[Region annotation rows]
- - -

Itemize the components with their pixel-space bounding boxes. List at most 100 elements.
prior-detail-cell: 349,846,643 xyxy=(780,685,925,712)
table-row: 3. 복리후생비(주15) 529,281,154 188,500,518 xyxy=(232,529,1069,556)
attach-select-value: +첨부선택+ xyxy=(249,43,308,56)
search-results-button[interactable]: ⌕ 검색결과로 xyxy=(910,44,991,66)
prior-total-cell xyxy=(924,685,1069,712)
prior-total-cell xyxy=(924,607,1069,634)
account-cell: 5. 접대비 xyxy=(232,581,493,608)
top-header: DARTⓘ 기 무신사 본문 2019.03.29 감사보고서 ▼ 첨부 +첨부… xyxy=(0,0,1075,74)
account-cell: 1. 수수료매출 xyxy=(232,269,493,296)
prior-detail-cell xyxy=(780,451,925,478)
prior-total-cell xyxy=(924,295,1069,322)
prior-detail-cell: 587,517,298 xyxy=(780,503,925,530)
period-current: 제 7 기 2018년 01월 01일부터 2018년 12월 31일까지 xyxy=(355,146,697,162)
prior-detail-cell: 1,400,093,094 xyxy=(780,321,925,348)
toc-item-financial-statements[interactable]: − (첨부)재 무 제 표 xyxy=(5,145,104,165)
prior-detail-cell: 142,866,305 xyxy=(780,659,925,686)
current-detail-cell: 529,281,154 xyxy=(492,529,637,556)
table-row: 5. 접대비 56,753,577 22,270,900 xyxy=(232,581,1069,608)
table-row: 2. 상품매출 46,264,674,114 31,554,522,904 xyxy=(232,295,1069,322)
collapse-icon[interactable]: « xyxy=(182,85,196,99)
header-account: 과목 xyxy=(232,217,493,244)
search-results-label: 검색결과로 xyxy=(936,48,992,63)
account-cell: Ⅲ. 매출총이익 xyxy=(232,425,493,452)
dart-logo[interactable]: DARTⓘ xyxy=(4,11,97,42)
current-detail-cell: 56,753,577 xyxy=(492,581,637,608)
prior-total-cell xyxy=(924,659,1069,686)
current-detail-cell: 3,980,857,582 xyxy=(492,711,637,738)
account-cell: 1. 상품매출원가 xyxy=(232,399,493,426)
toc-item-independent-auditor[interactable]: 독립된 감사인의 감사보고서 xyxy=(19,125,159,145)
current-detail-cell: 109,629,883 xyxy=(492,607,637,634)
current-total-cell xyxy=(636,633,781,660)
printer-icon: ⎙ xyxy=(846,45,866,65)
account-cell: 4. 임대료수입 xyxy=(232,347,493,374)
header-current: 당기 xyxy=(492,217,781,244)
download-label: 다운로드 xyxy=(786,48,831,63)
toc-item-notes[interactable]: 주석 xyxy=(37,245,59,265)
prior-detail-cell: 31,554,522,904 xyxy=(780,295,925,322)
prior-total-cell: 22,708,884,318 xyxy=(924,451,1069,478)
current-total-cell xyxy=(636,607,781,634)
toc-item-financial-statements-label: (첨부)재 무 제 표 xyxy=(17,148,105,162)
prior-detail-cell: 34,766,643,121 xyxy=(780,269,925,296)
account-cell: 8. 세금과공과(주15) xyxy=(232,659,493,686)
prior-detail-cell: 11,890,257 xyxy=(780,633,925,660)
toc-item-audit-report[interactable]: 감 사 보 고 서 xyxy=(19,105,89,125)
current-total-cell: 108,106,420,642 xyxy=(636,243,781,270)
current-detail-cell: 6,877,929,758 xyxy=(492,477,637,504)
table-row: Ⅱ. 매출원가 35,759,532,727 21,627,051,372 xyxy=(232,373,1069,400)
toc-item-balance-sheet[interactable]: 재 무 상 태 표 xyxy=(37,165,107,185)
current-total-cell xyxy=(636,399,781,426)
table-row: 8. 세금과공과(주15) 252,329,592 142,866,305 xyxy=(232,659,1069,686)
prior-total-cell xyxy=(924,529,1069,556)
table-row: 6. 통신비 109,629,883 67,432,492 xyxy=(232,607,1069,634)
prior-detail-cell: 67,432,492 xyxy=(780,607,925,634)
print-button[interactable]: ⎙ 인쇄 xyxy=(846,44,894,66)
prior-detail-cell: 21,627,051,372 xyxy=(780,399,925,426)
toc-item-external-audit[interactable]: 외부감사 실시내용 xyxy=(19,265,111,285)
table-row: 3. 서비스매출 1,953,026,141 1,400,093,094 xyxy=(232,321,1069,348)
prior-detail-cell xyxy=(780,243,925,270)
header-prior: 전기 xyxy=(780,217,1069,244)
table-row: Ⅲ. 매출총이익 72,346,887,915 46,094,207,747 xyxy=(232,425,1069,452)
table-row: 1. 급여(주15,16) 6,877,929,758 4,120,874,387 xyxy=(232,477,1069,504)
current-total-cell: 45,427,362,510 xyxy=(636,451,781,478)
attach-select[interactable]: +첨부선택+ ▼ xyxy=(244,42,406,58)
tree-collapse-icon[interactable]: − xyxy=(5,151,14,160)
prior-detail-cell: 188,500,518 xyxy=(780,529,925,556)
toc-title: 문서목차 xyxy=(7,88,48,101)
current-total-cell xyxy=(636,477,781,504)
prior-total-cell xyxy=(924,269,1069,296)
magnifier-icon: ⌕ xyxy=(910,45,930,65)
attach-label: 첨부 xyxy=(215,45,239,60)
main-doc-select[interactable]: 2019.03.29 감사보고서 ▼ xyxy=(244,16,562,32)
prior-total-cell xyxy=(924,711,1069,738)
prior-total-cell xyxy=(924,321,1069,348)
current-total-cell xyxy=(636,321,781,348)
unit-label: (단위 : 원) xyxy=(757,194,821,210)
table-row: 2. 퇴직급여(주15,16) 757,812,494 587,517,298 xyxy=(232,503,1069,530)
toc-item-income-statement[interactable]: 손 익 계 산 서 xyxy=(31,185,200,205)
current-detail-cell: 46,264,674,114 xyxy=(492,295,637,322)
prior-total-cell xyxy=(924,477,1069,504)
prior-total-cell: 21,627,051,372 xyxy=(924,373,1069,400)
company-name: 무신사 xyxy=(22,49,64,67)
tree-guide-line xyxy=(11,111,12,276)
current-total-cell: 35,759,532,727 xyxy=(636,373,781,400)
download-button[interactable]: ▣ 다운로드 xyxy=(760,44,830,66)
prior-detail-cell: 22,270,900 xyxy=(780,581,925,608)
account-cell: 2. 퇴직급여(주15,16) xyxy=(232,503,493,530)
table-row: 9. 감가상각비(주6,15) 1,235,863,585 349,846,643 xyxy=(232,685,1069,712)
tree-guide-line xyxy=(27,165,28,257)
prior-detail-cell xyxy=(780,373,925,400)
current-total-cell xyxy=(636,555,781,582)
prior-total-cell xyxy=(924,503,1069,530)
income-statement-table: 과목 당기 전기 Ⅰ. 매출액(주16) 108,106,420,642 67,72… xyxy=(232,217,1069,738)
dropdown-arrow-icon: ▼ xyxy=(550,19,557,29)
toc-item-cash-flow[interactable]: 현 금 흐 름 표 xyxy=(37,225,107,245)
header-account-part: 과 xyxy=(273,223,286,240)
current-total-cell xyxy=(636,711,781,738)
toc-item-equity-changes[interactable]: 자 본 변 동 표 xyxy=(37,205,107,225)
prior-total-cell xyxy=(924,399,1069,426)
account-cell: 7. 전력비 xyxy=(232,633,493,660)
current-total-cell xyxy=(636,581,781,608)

- - -

- TASK INSTRUCTIONS
Please put every line of the rows above into a Markdown table with two columns, Number and Line, numbering the lines in order and leaving out any blank lines.

- OUTPUT OF THE EXERCISE
| Number | Line |
|---|---|
| 1 | Itemize the components with their pixel-space bounding boxes. List at most 100 elements. |
| 2 | prior-detail-cell: 349,846,643 xyxy=(780,685,925,712) |
| 3 | table-row: 3. 복리후생비(주15) 529,281,154 188,500,518 xyxy=(232,529,1069,556) |
| 4 | attach-select-value: +첨부선택+ xyxy=(249,43,308,56) |
| 5 | search-results-button[interactable]: ⌕ 검색결과로 xyxy=(910,44,991,66) |
| 6 | prior-total-cell xyxy=(924,685,1069,712) |
| 7 | prior-total-cell xyxy=(924,607,1069,634) |
| 8 | account-cell: 5. 접대비 xyxy=(232,581,493,608) |
| 9 | top-header: DARTⓘ 기 무신사 본문 2019.03.29 감사보고서 ▼ 첨부 +첨부… xyxy=(0,0,1075,74) |
| 10 | account-cell: 1. 수수료매출 xyxy=(232,269,493,296) |
| 11 | prior-detail-cell xyxy=(780,451,925,478) |
| 12 | prior-total-cell xyxy=(924,295,1069,322) |
| 13 | prior-detail-cell: 587,517,298 xyxy=(780,503,925,530) |
| 14 | period-current: 제 7 기 2018년 01월 01일부터 2018년 12월 31일까지 xyxy=(355,146,697,162) |
| 15 | prior-detail-cell: 1,400,093,094 xyxy=(780,321,925,348) |
| 16 | toc-item-financial-statements[interactable]: − (첨부)재 무 제 표 xyxy=(5,145,104,165) |
| 17 | prior-detail-cell: 142,866,305 xyxy=(780,659,925,686) |
| 18 | current-detail-cell: 529,281,154 xyxy=(492,529,637,556) |
| 19 | table-row: 5. 접대비 56,753,577 22,270,900 xyxy=(232,581,1069,608) |
| 20 | table-row: 2. 상품매출 46,264,674,114 31,554,522,904 xyxy=(232,295,1069,322) |
| 21 | collapse-icon[interactable]: « xyxy=(182,85,196,99) |
| 22 | header-account: 과목 xyxy=(232,217,493,244) |
| 23 | search-results-label: 검색결과로 xyxy=(936,48,992,63) |
| 24 | account-cell: Ⅲ. 매출총이익 xyxy=(232,425,493,452) |
| 25 | dart-logo[interactable]: DARTⓘ xyxy=(4,11,97,42) |
| 26 | current-detail-cell: 56,753,577 xyxy=(492,581,637,608) |
| 27 | prior-total-cell xyxy=(924,659,1069,686) |
| 28 | current-detail-cell: 3,980,857,582 xyxy=(492,711,637,738) |
| 29 | account-cell: 1. 상품매출원가 xyxy=(232,399,493,426) |
| 30 | toc-item-independent-auditor[interactable]: 독립된 감사인의 감사보고서 xyxy=(19,125,159,145) |
| 31 | current-detail-cell: 109,629,883 xyxy=(492,607,637,634) |
| 32 | current-total-cell xyxy=(636,633,781,660) |
| 33 | printer-icon: ⎙ xyxy=(846,45,866,65) |
| 34 | account-cell: 4. 임대료수입 xyxy=(232,347,493,374) |
| 35 | header-current: 당기 xyxy=(492,217,781,244) |
| 36 | download-label: 다운로드 xyxy=(786,48,831,63) |
| 37 | toc-item-notes[interactable]: 주석 xyxy=(37,245,59,265) |
| 38 | prior-detail-cell: 31,554,522,904 xyxy=(780,295,925,322) |
| 39 | prior-total-cell: 22,708,884,318 xyxy=(924,451,1069,478) |
| 40 | current-total-cell xyxy=(636,607,781,634) |
| 41 | toc-item-financial-statements-label: (첨부)재 무 제 표 xyxy=(17,148,105,162) |
| 42 | prior-detail-cell: 34,766,643,121 xyxy=(780,269,925,296) |
| 43 | account-cell: 8. 세금과공과(주15) xyxy=(232,659,493,686) |
| 44 | prior-detail-cell: 11,890,257 xyxy=(780,633,925,660) |
| 45 | toc-item-audit-report[interactable]: 감 사 보 고 서 xyxy=(19,105,89,125) |
| 46 | current-total-cell: 108,106,420,642 xyxy=(636,243,781,270) |
| 47 | current-detail-cell: 6,877,929,758 xyxy=(492,477,637,504) |
| 48 | table-row: Ⅱ. 매출원가 35,759,532,727 21,627,051,372 xyxy=(232,373,1069,400) |
| 49 | toc-item-balance-sheet[interactable]: 재 무 상 태 표 xyxy=(37,165,107,185) |
| 50 | current-total-cell xyxy=(636,399,781,426) |
| 51 | table-row: 8. 세금과공과(주15) 252,329,592 142,866,305 xyxy=(232,659,1069,686) |
| 52 | prior-total-cell xyxy=(924,529,1069,556) |
| 53 | table-row: 6. 통신비 109,629,883 67,432,492 xyxy=(232,607,1069,634) |
| 54 | prior-detail-cell: 67,432,492 xyxy=(780,607,925,634) |
| 55 | print-button[interactable]: ⎙ 인쇄 xyxy=(846,44,894,66) |
| 56 | prior-detail-cell: 21,627,051,372 xyxy=(780,399,925,426) |
| 57 | toc-item-external-audit[interactable]: 외부감사 실시내용 xyxy=(19,265,111,285) |
| 58 | table-row: 3. 서비스매출 1,953,026,141 1,400,093,094 xyxy=(232,321,1069,348) |
| 59 | prior-detail-cell xyxy=(780,243,925,270) |
| 60 | header-prior: 전기 xyxy=(780,217,1069,244) |
| 61 | table-row: Ⅲ. 매출총이익 72,346,887,915 46,094,207,747 xyxy=(232,425,1069,452) |
| 62 | table-row: 1. 급여(주15,16) 6,877,929,758 4,120,874,387 xyxy=(232,477,1069,504) |
| 63 | current-total-cell: 45,427,362,510 xyxy=(636,451,781,478) |
| 64 | attach-select[interactable]: +첨부선택+ ▼ xyxy=(244,42,406,58) |
| 65 | tree-collapse-icon[interactable]: − xyxy=(5,151,14,160) |
| 66 | prior-detail-cell: 188,500,518 xyxy=(780,529,925,556) |
| 67 | toc-title: 문서목차 xyxy=(7,88,48,101) |
| 68 | current-total-cell xyxy=(636,477,781,504) |
| 69 | prior-total-cell xyxy=(924,269,1069,296) |
| 70 | magnifier-icon: ⌕ xyxy=(910,45,930,65) |
| 71 | attach-label: 첨부 xyxy=(215,45,239,60) |
| 72 | main-doc-select[interactable]: 2019.03.29 감사보고서 ▼ xyxy=(244,16,562,32) |
| 73 | prior-total-cell xyxy=(924,711,1069,738) |
| 74 | prior-total-cell xyxy=(924,321,1069,348) |
| 75 | current-total-cell xyxy=(636,321,781,348) |
| 76 | unit-label: (단위 : 원) xyxy=(757,194,821,210) |
| 77 | table-row: 2. 퇴직급여(주15,16) 757,812,494 587,517,298 xyxy=(232,503,1069,530) |
| 78 | toc-item-income-statement[interactable]: 손 익 계 산 서 xyxy=(31,185,200,205) |
| 79 | current-detail-cell: 46,264,674,114 xyxy=(492,295,637,322) |
| 80 | prior-total-cell xyxy=(924,477,1069,504) |
| 81 | prior-total-cell: 21,627,051,372 xyxy=(924,373,1069,400) |
| 82 | company-name: 무신사 xyxy=(22,49,64,67) |
| 83 | tree-guide-line xyxy=(11,111,12,276) |
| 84 | current-total-cell: 35,759,532,727 xyxy=(636,373,781,400) |
| 85 | download-button[interactable]: ▣ 다운로드 xyxy=(760,44,830,66) |
| 86 | prior-detail-cell: 22,270,900 xyxy=(780,581,925,608) |
| 87 | account-cell: 2. 퇴직급여(주15,16) xyxy=(232,503,493,530) |
| 88 | table-row: 9. 감가상각비(주6,15) 1,235,863,585 349,846,643 xyxy=(232,685,1069,712) |
| 89 | tree-guide-line xyxy=(27,165,28,257) |
| 90 | prior-detail-cell xyxy=(780,373,925,400) |
| 91 | current-total-cell xyxy=(636,555,781,582) |
| 92 | prior-total-cell xyxy=(924,503,1069,530) |
| 93 | income-statement-table: 과목 당기 전기 Ⅰ. 매출액(주16) 108,106,420,642 67,72… xyxy=(232,217,1069,738) |
| 94 | dropdown-arrow-icon: ▼ xyxy=(550,19,557,29) |
| 95 | toc-item-cash-flow[interactable]: 현 금 흐 름 표 xyxy=(37,225,107,245) |
| 96 | header-account-part: 과 xyxy=(273,223,286,240) |
| 97 | current-total-cell xyxy=(636,711,781,738) |
| 98 | toc-item-equity-changes[interactable]: 자 본 변 동 표 xyxy=(37,205,107,225) |
| 99 | prior-total-cell xyxy=(924,399,1069,426) |
| 100 | account-cell: 7. 전력비 xyxy=(232,633,493,660) |
| 101 | current-total-cell xyxy=(636,581,781,608) |